*Task to carry out*. Reproduce each line bearing the word "вижу".

*Records from a data source*.
________________________

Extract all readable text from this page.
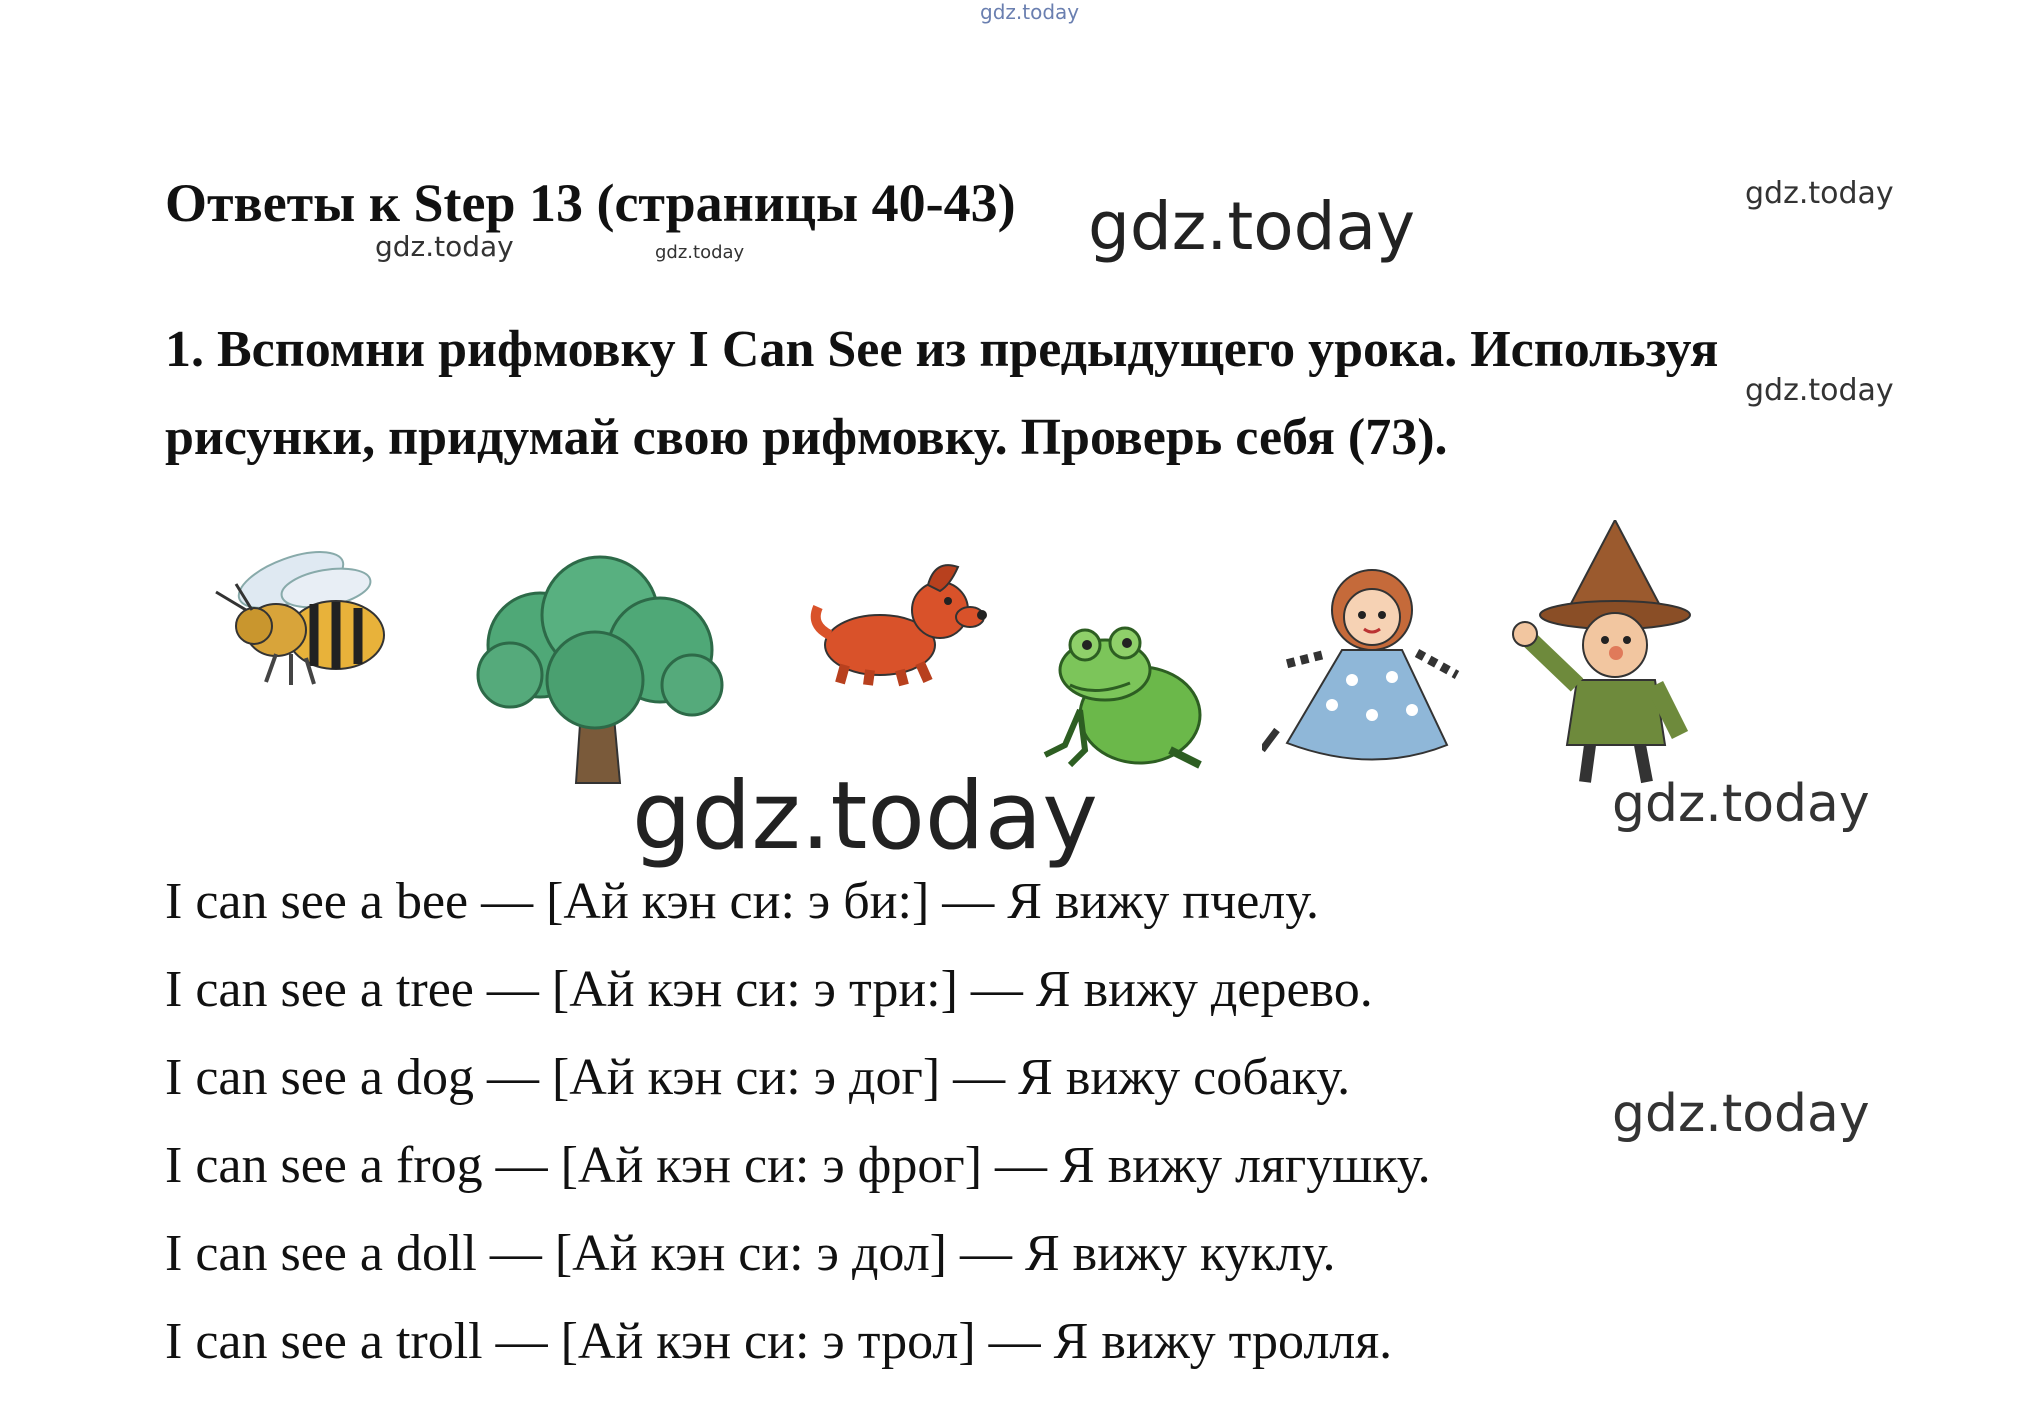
gdz.today
gdz.today	gdz.today
gdz.today	gdz.today
gdz.today
gdz.today	gdz.today
gdz.today
Ответы к Step 13 (страницы 40-43)
1. Вспомни рифмовку I Can See из предыдущего урока. Используя
рисунки, придумай свою рифмовку. Проверь себя (73).
I can see a bee — [Ай кэн си: э би:] — Я вижу пчелу.
I can see a tree — [Ай кэн си: э три:] — Я вижу дерево.
I can see a dog — [Ай кэн си: э дог] — Я вижу собаку.
I can see a frog — [Ай кэн си: э фрог] — Я вижу лягушку.
I can see a doll — [Ай кэн си: э дол] — Я вижу куклу.
I can see a troll — [Ай кэн си: э трол] — Я вижу тролля.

________________________

*Complete answer*.
I can see a bee — [Ай кэн си: э би:] — Я вижу пчелу.
I can see a tree — [Ай кэн си: э три:] — Я вижу дерево.
I can see a dog — [Ай кэн си: э дог] — Я вижу собаку.
I can see a frog — [Ай кэн си: э фрог] — Я вижу лягушку.
I can see a doll — [Ай кэн си: э дол] — Я вижу куклу.
I can see a troll — [Ай кэн си: э трол] — Я вижу тролля.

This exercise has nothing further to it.